▶ _What the exercise asks_: Count how many lines contain "costituzionalismo" and reply with that number only.
***
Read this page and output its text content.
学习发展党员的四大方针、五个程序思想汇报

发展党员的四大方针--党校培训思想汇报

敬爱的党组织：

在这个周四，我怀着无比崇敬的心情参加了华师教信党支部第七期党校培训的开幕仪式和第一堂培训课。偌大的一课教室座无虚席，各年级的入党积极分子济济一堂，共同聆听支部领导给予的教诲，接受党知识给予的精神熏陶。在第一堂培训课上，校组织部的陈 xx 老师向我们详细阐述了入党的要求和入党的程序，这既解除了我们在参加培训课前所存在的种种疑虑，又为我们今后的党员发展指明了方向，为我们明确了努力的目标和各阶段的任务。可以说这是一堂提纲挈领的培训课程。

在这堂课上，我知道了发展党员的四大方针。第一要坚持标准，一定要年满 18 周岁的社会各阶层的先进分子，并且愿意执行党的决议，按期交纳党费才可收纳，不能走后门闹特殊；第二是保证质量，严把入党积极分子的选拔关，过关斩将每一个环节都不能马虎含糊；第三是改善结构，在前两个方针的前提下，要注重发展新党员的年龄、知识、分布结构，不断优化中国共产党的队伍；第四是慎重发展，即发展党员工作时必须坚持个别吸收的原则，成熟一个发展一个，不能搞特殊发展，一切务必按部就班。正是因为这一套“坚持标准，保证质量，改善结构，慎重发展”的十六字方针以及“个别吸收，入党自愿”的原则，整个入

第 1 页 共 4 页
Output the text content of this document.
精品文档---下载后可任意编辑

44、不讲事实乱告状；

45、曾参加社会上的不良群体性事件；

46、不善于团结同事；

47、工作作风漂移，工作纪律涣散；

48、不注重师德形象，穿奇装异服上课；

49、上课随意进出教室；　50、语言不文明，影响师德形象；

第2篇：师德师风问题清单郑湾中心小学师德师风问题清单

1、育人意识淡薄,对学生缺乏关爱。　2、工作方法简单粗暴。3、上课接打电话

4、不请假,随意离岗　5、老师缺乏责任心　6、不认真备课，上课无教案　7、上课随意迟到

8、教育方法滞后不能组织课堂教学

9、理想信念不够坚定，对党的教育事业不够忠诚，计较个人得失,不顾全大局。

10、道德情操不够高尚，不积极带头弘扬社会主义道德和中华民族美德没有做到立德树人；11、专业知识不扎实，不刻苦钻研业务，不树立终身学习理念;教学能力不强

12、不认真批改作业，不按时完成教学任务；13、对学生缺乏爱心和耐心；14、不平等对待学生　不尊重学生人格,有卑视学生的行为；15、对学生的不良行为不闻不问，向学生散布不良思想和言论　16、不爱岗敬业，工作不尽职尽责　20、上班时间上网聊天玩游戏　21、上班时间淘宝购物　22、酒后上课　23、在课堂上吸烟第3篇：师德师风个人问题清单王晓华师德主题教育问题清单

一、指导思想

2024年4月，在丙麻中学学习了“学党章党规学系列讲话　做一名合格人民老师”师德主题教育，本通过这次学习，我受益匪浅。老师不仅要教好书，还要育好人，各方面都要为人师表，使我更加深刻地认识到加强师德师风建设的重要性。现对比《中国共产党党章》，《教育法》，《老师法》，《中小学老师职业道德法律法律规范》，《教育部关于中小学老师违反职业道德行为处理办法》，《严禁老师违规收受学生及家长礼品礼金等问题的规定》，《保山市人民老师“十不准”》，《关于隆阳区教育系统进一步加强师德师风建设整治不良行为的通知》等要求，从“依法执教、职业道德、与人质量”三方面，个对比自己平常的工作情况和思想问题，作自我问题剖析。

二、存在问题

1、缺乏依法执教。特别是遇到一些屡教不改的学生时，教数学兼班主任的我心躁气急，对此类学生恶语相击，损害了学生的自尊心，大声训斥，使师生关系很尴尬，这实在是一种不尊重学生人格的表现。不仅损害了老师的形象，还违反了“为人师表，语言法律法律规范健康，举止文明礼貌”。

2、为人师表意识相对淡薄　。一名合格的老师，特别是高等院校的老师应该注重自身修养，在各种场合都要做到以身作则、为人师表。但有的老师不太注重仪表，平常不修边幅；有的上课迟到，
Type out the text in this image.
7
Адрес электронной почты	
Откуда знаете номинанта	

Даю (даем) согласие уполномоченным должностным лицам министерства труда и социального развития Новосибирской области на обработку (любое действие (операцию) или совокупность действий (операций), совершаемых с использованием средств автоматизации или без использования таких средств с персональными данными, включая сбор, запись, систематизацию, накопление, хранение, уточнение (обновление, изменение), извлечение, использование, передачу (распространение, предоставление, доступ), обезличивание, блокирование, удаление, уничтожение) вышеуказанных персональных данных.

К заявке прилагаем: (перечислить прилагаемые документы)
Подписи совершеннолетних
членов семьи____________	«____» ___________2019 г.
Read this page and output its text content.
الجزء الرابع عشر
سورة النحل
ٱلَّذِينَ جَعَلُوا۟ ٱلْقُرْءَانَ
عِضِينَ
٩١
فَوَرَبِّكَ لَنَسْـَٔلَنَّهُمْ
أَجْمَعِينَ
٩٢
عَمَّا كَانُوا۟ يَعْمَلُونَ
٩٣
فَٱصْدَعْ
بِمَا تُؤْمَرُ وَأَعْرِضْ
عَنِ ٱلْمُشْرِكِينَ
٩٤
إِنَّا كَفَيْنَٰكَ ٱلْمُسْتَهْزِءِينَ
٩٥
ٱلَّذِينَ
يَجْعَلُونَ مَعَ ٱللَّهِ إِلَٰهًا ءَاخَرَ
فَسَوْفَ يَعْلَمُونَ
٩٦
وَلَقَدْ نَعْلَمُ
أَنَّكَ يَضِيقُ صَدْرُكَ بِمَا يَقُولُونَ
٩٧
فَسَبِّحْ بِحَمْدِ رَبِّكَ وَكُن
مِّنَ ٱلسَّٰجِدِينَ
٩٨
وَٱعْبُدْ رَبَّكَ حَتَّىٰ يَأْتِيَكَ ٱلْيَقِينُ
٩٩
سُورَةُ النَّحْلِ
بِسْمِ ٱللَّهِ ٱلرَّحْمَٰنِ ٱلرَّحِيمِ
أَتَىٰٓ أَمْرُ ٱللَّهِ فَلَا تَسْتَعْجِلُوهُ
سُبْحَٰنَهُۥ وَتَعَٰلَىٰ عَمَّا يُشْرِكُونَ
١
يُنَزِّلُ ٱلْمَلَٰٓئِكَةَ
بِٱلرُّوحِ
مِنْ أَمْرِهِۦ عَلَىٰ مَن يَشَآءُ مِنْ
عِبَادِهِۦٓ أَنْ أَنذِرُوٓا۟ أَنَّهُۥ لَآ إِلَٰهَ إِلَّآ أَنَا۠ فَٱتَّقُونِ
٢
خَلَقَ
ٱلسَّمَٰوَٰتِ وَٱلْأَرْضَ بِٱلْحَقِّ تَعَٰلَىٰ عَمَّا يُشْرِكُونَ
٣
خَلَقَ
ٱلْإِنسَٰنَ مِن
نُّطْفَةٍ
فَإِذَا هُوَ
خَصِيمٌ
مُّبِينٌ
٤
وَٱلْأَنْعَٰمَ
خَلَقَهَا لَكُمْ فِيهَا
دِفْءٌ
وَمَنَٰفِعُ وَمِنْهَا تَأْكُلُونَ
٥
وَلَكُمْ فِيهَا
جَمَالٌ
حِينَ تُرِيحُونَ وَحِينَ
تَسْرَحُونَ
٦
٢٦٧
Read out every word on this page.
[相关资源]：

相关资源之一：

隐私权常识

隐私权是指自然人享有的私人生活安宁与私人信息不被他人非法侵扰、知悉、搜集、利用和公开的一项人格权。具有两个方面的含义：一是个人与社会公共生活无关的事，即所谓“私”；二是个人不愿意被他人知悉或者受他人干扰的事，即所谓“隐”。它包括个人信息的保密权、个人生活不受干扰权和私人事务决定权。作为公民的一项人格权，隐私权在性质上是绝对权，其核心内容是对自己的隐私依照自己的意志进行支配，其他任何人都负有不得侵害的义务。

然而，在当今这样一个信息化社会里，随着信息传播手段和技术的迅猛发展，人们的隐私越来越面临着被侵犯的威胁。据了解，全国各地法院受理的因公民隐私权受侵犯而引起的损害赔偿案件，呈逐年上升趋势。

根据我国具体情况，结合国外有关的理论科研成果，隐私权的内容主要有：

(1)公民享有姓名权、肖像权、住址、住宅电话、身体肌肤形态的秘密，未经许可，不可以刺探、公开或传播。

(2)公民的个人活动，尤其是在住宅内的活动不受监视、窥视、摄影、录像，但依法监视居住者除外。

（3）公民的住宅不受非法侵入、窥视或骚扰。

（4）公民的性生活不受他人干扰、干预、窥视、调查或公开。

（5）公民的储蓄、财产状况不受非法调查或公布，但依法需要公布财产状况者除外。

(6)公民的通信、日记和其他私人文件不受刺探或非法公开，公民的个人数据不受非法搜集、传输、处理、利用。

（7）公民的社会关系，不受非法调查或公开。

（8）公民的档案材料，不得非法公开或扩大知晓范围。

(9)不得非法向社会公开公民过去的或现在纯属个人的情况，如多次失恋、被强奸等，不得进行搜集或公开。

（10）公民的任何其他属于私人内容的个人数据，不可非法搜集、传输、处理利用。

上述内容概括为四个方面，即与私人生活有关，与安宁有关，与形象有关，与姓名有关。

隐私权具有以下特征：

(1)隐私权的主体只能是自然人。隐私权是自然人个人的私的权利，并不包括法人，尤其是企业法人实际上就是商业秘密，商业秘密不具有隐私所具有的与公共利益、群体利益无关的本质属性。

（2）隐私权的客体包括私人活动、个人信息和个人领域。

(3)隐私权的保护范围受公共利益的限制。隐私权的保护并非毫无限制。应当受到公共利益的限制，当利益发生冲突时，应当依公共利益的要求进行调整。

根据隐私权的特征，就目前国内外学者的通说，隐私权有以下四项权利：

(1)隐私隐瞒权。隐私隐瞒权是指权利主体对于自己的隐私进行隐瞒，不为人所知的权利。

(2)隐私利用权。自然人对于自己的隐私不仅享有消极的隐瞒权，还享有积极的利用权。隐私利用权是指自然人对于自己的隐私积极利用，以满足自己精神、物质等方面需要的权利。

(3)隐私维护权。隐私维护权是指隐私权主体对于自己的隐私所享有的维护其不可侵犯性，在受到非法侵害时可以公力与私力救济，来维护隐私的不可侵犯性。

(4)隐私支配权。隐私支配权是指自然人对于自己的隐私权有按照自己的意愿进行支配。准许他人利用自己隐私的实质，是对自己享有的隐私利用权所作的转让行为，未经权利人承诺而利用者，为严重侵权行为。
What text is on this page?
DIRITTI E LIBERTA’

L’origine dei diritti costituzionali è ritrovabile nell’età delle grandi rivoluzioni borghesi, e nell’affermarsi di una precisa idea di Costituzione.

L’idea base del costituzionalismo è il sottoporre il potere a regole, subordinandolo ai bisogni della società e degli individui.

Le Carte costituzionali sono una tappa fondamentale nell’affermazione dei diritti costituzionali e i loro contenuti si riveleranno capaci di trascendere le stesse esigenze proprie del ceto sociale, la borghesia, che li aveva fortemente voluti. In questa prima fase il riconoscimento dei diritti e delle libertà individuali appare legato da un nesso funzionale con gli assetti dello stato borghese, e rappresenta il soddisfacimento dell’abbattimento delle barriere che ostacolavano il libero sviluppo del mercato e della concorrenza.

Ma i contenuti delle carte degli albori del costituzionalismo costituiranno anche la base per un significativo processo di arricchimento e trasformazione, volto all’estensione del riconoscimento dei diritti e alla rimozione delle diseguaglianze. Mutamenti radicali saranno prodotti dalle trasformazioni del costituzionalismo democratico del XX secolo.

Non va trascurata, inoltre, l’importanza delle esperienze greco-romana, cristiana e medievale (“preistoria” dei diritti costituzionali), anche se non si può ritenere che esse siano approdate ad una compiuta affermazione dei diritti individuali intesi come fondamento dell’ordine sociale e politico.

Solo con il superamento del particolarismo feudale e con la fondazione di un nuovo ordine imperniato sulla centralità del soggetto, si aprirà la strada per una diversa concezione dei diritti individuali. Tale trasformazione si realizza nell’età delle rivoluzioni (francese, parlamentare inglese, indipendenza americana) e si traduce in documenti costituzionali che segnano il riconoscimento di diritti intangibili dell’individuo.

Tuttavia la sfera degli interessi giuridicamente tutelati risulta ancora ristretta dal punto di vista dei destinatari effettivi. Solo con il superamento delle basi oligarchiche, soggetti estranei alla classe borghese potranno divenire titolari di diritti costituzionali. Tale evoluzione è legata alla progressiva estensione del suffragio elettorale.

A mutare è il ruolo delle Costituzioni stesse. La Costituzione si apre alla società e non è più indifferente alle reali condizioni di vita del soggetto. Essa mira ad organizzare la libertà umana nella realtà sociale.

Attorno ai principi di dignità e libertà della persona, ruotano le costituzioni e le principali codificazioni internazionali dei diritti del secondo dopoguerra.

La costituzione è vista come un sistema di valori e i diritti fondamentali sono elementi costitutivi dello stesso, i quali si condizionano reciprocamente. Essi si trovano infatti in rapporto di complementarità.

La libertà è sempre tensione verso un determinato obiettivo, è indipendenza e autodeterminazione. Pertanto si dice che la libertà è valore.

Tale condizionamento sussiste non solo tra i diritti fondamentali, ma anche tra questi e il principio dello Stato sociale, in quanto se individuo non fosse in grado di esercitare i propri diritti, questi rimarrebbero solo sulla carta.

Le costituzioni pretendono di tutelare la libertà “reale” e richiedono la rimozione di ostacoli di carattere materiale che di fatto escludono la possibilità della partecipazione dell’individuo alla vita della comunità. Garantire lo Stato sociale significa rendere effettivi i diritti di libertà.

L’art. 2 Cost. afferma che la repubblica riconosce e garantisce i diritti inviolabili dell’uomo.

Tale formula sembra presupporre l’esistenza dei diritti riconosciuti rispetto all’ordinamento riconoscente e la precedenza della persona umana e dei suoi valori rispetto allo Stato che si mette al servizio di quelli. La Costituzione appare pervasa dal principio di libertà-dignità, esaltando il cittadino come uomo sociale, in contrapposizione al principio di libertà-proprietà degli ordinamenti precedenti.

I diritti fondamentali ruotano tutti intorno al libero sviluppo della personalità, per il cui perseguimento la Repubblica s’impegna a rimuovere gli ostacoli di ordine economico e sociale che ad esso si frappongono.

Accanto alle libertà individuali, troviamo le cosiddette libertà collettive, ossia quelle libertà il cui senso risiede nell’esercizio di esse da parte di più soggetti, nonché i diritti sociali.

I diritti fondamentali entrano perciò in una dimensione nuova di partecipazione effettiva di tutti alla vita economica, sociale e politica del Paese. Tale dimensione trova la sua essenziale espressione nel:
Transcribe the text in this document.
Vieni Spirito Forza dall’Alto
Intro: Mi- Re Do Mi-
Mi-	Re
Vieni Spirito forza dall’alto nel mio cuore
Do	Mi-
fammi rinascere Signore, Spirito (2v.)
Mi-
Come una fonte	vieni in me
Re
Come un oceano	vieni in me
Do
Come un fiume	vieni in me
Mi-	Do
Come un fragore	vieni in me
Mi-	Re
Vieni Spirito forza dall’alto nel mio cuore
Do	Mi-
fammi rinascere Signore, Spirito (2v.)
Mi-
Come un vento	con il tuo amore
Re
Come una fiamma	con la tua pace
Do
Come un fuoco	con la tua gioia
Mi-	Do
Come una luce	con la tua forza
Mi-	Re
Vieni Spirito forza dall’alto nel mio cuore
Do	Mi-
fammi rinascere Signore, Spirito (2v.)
***
▶ _Finished exercise_: 2